§ Material for this exercise:

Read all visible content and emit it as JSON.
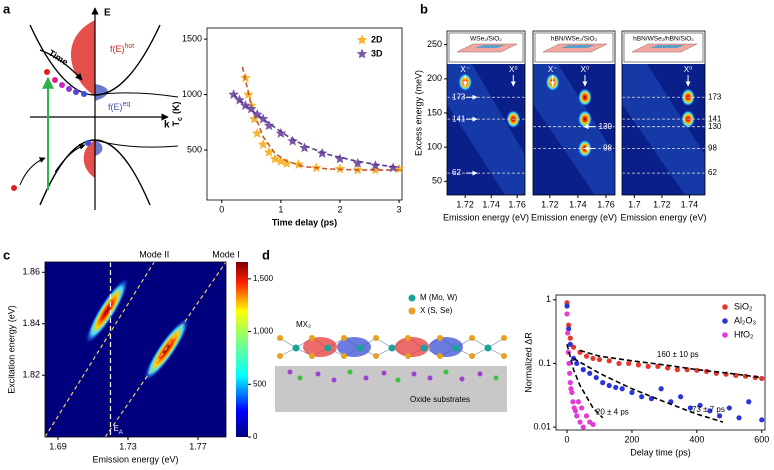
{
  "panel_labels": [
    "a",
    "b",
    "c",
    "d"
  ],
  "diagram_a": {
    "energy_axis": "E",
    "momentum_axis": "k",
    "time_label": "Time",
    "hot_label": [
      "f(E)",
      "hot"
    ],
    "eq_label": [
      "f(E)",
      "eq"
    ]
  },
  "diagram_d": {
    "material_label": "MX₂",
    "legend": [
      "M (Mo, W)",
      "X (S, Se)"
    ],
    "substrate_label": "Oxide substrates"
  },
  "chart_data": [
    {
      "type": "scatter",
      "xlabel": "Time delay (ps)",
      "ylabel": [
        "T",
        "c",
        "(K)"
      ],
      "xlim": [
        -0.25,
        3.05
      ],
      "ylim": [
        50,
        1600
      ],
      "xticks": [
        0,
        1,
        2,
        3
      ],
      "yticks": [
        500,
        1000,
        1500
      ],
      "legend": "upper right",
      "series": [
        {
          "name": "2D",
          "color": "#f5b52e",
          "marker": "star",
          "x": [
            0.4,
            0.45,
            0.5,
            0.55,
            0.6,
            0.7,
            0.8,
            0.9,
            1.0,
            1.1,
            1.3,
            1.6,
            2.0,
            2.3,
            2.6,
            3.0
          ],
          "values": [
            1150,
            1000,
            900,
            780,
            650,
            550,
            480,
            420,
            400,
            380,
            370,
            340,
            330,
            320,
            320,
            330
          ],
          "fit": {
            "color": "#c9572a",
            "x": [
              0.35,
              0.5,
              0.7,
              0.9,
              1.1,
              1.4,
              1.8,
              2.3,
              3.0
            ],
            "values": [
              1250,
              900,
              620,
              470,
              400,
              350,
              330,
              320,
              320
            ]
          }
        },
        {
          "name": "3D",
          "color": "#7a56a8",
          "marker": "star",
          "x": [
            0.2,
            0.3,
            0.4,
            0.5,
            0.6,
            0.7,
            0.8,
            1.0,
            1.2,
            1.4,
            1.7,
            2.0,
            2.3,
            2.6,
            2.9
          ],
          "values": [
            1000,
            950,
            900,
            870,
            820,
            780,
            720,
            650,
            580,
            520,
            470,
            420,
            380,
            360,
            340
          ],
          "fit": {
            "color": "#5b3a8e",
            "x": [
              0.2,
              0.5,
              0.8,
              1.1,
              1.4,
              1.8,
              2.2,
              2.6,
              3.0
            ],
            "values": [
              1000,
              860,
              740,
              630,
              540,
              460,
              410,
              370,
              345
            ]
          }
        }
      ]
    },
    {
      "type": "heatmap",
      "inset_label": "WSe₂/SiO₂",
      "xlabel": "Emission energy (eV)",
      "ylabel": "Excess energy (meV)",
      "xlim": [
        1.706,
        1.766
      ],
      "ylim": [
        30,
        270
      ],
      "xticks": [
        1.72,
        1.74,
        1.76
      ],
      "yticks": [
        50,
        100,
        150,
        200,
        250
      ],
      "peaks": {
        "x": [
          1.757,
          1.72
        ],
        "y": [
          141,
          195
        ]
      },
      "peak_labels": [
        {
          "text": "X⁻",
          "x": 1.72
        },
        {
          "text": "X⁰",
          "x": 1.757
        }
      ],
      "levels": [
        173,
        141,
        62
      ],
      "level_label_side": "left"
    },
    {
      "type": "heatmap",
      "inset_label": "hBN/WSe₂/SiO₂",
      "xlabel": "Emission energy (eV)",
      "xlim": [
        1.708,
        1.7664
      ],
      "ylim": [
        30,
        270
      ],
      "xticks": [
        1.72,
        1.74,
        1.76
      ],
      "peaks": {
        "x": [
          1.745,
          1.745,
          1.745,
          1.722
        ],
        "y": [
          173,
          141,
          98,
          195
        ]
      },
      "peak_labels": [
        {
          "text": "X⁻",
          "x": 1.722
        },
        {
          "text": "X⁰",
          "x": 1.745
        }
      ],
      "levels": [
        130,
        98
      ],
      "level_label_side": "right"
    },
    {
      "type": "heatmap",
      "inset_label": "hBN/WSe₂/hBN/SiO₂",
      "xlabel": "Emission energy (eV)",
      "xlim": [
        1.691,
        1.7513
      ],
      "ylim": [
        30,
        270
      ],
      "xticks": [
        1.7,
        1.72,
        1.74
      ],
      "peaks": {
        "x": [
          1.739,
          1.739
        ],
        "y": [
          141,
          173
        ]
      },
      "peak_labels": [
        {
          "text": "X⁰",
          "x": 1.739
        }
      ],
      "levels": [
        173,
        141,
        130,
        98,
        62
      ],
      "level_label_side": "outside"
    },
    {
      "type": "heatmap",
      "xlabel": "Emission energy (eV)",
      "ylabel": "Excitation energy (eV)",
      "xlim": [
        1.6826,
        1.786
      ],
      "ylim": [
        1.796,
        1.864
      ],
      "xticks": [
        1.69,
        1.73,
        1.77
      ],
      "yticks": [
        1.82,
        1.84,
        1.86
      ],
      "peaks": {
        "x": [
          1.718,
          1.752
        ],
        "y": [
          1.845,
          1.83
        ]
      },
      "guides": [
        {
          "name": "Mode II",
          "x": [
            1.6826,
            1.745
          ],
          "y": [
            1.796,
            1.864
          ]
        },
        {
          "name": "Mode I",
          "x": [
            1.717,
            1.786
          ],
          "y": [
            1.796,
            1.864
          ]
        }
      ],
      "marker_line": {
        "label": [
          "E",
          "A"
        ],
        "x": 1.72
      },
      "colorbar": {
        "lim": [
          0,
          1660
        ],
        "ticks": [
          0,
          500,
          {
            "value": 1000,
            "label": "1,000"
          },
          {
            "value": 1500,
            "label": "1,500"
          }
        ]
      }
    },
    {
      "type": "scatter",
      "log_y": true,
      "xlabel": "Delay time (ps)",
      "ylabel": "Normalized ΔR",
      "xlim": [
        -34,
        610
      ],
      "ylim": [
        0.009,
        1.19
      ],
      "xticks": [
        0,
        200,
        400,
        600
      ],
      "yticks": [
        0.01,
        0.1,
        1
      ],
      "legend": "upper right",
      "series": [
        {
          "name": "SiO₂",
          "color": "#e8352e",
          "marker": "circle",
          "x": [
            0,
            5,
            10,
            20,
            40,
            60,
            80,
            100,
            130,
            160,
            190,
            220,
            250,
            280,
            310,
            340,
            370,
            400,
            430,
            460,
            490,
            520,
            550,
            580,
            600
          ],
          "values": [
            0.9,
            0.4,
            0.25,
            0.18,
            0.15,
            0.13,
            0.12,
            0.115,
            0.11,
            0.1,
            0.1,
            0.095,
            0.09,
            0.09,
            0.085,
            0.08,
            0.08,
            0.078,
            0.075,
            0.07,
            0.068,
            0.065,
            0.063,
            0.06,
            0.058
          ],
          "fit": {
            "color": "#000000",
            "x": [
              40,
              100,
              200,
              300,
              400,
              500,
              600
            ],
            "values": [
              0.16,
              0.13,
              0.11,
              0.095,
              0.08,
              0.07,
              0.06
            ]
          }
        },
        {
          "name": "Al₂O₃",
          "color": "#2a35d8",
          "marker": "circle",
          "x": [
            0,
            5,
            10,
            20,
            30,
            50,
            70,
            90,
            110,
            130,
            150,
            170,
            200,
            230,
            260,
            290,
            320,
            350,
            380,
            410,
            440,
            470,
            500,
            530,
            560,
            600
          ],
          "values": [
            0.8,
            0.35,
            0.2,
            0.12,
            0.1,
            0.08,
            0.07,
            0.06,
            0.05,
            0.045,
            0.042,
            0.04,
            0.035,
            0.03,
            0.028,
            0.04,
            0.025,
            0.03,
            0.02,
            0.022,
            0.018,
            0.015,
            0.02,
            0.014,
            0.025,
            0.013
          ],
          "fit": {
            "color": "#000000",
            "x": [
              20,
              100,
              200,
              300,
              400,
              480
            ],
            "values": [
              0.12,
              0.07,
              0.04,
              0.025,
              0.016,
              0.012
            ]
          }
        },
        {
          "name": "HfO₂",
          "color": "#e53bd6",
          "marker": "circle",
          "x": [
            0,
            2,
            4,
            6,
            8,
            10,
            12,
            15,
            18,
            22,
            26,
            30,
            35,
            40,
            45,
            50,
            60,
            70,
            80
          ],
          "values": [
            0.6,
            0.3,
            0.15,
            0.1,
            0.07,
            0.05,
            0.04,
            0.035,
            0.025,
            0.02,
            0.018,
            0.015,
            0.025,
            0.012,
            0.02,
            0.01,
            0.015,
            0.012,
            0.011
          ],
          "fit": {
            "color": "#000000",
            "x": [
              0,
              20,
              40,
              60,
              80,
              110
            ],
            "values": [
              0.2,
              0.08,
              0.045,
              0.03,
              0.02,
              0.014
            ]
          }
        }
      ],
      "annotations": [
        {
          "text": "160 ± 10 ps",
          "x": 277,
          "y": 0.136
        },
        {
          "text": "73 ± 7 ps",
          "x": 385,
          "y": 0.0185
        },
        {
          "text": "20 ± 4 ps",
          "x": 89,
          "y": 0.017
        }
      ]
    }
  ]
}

§ Task brief: Find each line that has the word "WSe₂", then copy it out.

§ Response:
      "inset_label": "WSe₂/SiO₂",
      "inset_label": "hBN/WSe₂/SiO₂",
      "inset_label": "hBN/WSe₂/hBN/SiO₂",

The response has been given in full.